* _What is expected_:
Answer with one number: how many lines hold the string "icon".

— BEGIN —

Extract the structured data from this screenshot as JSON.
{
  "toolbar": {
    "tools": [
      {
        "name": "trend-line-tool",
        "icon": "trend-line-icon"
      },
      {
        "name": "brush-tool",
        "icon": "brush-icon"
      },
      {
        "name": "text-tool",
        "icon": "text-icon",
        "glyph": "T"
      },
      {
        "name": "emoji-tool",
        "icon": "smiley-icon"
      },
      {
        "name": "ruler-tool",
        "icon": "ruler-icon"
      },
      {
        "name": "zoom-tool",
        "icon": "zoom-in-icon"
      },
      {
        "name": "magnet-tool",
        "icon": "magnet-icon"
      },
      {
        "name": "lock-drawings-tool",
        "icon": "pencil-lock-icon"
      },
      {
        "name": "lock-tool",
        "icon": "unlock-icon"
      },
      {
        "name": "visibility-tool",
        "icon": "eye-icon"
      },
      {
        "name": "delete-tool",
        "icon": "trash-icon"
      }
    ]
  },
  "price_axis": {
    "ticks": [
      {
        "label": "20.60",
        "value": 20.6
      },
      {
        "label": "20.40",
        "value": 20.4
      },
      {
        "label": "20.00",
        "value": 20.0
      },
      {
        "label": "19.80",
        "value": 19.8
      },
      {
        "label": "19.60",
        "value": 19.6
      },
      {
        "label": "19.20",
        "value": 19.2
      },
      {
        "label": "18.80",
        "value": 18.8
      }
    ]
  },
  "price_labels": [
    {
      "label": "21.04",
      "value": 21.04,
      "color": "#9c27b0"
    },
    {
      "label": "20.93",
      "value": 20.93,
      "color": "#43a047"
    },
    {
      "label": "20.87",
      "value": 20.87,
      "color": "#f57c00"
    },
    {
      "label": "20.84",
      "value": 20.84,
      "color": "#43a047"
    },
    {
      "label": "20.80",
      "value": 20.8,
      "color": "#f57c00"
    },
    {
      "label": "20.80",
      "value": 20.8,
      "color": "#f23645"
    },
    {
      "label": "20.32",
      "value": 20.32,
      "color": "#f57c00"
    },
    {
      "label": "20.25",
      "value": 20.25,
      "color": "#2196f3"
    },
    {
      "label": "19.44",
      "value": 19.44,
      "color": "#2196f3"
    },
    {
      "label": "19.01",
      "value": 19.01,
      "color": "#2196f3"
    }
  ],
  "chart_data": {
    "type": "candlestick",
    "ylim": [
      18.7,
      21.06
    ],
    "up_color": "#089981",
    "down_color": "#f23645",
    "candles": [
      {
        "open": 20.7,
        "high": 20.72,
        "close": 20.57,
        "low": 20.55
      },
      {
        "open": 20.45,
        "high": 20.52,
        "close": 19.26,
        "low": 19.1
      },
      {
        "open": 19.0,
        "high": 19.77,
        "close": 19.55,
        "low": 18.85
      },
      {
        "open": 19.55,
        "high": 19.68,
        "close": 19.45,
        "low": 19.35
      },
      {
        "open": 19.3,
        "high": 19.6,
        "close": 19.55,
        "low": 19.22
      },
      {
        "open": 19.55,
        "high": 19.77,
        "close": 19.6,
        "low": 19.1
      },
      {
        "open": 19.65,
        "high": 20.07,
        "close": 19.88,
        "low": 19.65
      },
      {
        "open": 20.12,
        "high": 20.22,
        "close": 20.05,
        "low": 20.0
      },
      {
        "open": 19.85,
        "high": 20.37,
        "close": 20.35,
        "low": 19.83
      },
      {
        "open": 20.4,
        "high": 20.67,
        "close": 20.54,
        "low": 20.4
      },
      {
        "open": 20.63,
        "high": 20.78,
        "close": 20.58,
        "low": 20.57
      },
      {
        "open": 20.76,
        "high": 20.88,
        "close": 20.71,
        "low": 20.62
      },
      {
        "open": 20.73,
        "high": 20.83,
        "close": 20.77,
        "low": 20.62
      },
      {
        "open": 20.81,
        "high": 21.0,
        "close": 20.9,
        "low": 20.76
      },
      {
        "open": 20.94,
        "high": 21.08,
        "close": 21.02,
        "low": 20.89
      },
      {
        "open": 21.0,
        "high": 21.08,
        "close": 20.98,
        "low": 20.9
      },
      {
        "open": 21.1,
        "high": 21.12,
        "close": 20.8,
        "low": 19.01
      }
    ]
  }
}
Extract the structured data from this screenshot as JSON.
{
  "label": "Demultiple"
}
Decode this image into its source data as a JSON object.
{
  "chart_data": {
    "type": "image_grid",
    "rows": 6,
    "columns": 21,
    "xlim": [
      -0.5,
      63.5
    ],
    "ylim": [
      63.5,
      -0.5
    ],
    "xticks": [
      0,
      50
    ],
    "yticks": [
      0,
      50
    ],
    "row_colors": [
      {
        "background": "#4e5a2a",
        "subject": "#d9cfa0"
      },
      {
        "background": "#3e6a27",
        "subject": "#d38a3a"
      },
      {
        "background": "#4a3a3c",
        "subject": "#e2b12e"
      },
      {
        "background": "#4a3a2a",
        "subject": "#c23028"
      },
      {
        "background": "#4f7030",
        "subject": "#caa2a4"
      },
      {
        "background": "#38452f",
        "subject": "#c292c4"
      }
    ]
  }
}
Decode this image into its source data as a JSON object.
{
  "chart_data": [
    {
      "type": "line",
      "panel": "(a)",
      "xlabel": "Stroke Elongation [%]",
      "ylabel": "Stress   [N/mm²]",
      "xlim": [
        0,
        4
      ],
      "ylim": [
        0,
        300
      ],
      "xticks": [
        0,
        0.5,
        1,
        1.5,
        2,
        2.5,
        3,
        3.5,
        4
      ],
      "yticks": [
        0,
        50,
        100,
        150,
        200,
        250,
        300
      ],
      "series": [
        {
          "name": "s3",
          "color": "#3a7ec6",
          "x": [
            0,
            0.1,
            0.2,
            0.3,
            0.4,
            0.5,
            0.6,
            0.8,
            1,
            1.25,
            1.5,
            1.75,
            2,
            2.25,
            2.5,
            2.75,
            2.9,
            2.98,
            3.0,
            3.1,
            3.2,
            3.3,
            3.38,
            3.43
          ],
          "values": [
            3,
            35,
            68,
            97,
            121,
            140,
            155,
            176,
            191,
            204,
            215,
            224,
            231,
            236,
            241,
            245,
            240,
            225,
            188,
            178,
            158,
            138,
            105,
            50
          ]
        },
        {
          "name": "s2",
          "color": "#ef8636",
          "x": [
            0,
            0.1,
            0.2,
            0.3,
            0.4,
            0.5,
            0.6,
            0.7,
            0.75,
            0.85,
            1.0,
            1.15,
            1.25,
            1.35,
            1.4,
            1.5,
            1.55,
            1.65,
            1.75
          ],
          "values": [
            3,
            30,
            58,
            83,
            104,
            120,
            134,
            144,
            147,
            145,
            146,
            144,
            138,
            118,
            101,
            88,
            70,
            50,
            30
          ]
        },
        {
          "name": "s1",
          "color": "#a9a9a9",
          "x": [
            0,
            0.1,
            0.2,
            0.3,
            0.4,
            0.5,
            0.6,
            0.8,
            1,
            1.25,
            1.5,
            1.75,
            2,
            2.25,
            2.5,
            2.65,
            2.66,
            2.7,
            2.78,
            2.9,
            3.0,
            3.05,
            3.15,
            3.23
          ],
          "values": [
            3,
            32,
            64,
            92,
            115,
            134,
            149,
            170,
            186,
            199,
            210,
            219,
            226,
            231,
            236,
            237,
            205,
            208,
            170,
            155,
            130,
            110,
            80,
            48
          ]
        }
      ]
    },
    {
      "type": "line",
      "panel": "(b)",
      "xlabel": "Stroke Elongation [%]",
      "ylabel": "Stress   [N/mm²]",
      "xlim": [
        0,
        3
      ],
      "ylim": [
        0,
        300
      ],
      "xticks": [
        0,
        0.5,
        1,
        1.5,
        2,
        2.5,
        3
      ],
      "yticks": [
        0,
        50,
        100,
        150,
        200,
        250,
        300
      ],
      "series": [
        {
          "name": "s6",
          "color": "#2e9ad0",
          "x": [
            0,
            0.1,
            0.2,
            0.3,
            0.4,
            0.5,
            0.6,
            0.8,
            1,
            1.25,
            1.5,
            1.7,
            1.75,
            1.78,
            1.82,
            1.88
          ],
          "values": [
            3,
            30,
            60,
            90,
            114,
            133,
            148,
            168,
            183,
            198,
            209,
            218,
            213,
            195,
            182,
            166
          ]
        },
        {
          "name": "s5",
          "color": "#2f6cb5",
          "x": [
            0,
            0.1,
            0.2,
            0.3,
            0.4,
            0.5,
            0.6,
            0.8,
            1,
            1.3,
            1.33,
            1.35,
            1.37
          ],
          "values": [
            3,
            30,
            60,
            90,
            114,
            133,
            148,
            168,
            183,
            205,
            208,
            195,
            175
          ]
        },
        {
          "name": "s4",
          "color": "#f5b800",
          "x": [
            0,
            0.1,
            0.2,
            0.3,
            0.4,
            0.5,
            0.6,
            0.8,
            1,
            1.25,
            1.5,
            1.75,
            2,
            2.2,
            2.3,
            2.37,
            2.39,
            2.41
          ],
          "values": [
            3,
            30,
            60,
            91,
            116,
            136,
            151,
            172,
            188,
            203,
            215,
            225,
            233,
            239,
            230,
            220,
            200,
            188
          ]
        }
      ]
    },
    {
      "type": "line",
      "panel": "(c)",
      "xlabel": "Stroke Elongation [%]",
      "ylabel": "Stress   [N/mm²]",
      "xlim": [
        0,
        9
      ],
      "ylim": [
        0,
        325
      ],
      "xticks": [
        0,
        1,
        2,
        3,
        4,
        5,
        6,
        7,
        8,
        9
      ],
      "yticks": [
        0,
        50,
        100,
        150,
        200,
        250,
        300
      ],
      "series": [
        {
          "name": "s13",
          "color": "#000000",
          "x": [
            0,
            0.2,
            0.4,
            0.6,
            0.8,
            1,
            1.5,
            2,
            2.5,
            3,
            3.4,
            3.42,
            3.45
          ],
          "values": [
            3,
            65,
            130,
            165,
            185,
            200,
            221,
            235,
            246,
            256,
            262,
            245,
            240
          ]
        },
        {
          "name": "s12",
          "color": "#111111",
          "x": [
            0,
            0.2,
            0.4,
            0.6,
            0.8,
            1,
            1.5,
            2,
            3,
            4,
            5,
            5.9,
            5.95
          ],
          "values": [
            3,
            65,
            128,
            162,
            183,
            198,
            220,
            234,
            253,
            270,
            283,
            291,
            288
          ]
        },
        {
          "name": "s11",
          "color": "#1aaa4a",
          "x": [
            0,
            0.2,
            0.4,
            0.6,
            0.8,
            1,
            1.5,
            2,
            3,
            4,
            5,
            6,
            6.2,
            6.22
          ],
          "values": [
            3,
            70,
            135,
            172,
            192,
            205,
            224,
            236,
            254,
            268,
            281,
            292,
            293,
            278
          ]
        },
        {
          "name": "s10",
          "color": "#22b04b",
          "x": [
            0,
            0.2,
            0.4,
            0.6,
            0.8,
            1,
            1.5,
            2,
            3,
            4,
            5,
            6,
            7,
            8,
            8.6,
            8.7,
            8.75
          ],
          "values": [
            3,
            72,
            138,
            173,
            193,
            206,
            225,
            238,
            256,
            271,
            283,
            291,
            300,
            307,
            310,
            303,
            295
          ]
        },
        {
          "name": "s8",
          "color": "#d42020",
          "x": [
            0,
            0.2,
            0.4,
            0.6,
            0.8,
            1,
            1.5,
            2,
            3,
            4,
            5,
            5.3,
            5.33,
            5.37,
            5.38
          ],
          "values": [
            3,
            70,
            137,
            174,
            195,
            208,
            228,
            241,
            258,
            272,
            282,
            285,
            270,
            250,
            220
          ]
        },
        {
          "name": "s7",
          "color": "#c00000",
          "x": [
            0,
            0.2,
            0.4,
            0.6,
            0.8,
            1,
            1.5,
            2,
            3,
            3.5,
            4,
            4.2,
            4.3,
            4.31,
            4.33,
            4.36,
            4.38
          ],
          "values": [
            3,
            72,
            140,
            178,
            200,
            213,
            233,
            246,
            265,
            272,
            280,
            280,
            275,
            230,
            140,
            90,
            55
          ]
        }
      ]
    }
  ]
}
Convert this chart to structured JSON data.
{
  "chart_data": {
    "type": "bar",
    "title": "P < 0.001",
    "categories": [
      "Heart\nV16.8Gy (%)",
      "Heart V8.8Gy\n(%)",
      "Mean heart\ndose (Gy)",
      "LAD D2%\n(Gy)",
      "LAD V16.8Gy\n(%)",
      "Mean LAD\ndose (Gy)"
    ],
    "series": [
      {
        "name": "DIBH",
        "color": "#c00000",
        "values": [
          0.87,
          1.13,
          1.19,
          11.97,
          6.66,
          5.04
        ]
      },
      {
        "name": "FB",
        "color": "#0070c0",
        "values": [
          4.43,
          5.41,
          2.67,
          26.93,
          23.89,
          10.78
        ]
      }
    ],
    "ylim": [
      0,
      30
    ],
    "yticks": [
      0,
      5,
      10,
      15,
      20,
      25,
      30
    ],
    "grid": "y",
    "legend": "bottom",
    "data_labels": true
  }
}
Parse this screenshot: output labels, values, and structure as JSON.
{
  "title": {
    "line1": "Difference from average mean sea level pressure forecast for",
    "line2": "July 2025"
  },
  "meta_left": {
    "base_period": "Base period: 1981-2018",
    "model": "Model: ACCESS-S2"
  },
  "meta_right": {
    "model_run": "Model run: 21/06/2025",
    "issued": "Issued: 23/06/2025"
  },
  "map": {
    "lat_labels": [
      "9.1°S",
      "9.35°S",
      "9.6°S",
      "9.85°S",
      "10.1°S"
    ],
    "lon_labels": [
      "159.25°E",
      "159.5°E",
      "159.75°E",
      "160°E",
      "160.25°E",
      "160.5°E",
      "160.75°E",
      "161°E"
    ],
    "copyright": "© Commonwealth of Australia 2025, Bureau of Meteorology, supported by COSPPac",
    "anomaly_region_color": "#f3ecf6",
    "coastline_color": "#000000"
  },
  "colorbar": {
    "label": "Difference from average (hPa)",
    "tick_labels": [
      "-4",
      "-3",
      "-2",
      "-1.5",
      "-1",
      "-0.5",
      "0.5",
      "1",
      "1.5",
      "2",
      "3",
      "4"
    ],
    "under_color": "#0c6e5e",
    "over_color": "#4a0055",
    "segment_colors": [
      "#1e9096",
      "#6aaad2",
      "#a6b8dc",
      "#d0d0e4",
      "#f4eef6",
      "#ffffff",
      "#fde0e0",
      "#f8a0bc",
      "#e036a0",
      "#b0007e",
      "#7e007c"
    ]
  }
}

— END —

* _The response_:
11